[start INFORMATION PROVIDED]

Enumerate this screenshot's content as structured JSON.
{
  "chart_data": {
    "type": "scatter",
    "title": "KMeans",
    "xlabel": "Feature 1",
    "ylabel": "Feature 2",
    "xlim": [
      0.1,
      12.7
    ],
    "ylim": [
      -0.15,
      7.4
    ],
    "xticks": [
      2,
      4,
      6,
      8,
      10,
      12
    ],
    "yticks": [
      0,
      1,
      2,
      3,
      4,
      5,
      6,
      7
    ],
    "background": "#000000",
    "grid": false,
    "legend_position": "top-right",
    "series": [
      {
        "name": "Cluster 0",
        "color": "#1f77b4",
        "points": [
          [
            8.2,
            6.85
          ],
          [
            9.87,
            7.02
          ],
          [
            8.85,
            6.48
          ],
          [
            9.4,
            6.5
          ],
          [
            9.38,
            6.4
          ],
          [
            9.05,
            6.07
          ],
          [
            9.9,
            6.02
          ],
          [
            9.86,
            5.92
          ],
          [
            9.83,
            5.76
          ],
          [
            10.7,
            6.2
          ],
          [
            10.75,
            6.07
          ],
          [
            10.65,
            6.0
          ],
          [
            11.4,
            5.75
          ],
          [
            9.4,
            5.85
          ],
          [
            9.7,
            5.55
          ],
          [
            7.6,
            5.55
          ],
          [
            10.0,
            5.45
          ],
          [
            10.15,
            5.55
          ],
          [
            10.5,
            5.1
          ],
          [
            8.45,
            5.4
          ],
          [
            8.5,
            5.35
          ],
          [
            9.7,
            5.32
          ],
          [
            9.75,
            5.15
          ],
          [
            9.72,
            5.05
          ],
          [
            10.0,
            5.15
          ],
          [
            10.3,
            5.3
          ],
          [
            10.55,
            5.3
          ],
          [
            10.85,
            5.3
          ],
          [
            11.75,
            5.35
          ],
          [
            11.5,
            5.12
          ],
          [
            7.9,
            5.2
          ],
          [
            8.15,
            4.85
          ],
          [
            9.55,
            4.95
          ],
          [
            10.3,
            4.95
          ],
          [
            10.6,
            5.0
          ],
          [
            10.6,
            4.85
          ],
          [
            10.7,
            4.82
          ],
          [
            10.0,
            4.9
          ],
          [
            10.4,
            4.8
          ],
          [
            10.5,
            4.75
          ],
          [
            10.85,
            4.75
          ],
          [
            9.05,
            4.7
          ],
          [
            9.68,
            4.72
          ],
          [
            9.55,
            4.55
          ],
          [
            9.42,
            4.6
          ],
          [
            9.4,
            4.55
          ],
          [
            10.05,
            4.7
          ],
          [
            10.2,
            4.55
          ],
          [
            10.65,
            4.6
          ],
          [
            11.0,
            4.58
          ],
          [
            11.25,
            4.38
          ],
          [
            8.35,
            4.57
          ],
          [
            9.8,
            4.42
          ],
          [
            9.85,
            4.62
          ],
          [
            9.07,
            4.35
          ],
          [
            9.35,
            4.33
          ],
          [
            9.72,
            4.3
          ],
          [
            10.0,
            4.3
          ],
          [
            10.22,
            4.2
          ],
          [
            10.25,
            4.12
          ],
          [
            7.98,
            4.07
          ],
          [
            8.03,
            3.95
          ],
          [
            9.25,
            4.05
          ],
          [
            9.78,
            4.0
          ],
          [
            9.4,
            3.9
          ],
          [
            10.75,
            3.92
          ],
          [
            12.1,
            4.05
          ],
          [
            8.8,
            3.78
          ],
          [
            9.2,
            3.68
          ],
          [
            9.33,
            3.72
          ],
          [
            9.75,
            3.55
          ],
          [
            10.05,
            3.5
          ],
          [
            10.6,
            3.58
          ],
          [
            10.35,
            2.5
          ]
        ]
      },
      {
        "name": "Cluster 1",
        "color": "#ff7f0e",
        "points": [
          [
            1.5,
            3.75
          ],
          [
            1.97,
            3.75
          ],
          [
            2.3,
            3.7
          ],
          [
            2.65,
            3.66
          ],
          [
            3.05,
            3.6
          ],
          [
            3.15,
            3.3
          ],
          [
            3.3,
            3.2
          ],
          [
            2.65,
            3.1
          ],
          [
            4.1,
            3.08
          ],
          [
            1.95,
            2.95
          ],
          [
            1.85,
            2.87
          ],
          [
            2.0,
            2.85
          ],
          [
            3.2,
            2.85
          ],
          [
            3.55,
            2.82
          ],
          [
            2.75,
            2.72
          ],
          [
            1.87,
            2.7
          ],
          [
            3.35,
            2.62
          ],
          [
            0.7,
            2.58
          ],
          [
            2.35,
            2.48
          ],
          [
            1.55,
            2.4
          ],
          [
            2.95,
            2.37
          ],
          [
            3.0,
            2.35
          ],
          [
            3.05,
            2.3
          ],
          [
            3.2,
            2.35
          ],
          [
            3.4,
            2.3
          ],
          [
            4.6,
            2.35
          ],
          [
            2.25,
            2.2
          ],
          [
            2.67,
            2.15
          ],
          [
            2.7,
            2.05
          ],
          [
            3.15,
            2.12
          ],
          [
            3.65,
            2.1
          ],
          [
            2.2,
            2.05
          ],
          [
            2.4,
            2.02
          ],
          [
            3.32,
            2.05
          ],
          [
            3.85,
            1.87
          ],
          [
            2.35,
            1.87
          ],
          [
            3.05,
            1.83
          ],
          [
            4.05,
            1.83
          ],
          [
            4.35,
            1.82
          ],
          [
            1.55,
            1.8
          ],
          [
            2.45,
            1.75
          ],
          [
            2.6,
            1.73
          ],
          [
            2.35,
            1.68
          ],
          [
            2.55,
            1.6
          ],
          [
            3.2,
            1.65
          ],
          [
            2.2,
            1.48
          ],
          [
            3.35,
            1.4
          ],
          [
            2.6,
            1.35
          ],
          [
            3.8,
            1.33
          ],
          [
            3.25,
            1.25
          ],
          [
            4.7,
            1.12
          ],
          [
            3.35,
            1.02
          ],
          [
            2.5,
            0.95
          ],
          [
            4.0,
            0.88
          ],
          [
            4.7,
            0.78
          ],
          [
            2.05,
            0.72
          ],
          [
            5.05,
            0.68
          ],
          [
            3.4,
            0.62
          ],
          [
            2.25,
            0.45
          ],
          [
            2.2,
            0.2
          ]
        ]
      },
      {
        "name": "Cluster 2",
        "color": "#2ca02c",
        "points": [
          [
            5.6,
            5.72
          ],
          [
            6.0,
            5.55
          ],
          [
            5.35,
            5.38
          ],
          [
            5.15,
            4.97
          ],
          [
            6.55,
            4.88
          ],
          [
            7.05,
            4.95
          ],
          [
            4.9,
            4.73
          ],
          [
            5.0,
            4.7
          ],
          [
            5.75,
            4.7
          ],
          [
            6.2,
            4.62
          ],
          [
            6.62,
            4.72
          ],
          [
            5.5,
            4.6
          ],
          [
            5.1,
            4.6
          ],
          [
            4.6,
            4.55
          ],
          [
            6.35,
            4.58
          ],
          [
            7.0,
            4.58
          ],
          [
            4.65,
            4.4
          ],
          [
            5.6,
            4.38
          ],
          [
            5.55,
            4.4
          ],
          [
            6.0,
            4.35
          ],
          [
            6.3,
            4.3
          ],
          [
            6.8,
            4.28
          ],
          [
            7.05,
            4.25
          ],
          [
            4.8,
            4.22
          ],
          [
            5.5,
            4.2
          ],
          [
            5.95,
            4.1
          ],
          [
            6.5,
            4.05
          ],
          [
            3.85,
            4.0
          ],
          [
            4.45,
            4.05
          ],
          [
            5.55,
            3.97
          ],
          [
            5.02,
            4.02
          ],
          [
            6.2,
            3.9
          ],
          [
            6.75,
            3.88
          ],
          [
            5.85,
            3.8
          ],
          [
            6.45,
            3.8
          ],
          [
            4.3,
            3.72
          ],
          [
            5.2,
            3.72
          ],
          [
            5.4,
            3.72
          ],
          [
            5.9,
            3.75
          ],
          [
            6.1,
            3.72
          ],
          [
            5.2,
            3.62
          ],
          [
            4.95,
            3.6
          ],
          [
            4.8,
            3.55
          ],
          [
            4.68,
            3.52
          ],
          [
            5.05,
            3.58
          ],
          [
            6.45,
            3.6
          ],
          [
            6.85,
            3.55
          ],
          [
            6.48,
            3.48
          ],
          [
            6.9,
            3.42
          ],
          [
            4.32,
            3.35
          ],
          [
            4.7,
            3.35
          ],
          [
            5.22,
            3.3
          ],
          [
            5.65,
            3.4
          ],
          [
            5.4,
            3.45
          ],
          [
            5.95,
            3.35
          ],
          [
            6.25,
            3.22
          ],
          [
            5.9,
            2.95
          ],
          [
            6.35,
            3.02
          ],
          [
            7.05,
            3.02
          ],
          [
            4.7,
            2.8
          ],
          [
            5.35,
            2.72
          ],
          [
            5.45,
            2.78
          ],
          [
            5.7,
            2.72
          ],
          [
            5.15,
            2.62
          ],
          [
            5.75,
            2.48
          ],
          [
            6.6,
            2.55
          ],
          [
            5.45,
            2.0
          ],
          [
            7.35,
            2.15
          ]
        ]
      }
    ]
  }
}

[end INFORMATION PROVIDED]
[start INFORMATION PROVIDED]

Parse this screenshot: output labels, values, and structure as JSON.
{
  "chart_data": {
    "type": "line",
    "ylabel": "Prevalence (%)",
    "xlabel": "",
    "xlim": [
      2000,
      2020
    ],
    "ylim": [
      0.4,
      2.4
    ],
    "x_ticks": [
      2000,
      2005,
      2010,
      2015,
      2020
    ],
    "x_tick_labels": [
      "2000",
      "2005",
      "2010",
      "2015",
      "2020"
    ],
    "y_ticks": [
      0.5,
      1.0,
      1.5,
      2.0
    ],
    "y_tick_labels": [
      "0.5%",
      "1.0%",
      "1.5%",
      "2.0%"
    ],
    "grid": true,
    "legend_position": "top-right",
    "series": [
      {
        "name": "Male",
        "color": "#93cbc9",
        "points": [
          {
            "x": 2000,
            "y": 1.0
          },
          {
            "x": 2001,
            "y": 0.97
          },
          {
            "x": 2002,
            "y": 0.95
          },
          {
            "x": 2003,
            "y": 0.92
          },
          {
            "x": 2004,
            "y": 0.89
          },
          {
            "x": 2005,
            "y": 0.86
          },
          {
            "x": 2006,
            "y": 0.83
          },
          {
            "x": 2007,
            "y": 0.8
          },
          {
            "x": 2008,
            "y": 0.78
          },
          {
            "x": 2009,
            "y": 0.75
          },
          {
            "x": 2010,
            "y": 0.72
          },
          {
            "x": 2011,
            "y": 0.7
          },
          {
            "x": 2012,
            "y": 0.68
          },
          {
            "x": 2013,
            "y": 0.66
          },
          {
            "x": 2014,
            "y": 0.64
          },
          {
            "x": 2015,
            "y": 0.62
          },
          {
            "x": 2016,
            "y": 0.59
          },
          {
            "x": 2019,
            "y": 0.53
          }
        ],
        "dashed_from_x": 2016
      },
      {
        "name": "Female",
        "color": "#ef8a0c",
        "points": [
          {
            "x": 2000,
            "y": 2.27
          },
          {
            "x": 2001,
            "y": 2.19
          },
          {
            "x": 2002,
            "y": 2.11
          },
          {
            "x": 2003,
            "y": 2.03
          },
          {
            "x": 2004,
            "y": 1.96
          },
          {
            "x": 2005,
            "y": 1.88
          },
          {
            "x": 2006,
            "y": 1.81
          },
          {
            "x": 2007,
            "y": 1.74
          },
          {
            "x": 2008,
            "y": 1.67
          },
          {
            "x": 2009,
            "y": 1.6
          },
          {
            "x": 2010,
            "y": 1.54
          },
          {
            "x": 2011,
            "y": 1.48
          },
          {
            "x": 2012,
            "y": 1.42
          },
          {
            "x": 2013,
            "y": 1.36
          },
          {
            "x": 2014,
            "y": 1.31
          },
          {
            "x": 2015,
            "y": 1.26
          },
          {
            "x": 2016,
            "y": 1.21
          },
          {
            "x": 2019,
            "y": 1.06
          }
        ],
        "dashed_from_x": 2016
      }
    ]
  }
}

[end INFORMATION PROVIDED]
[start INFORMATION PROVIDED]

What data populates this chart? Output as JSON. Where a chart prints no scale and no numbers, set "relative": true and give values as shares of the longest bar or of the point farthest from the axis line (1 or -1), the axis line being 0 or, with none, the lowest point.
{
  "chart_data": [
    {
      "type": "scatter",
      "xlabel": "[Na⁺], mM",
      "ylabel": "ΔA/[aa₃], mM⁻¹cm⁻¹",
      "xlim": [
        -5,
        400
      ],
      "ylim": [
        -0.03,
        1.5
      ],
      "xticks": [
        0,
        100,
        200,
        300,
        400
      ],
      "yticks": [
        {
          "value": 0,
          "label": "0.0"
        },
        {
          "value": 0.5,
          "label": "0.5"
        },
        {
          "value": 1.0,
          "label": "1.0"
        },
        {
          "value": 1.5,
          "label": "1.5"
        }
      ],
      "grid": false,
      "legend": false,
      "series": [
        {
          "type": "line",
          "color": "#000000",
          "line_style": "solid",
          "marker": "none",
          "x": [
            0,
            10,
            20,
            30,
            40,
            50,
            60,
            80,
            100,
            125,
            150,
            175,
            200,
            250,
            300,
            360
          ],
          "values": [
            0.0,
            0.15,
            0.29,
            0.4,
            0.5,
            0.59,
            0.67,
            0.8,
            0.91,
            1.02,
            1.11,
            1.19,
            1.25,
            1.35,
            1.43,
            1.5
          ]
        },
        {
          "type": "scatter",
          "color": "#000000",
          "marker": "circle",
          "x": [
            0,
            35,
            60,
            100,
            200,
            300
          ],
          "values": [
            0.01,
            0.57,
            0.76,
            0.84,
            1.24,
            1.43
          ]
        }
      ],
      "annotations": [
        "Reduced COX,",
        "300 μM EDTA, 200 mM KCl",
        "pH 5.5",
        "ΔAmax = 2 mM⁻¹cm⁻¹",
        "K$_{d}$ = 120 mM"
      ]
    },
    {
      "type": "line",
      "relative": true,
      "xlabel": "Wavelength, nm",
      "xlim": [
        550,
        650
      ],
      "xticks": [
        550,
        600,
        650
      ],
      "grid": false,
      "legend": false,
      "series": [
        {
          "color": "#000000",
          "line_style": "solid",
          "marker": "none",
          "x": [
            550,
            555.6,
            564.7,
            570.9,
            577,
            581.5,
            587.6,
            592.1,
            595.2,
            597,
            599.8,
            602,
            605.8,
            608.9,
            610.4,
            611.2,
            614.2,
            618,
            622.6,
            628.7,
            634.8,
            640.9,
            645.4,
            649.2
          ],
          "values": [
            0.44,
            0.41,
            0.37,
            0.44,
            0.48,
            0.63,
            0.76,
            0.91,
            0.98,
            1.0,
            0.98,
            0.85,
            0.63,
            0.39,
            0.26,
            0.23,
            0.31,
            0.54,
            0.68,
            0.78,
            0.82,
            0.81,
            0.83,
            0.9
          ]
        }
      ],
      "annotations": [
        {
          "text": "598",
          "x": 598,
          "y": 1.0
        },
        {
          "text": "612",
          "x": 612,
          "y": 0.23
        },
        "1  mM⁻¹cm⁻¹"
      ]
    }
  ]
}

[end INFORMATION PROVIDED]

(EXERCISE):
Copy all lines from the material that contain "screenshot".

(REPLY):
Enumerate this screenshot's content as structured JSON.
Parse this screenshot: output labels, values, and structure as JSON.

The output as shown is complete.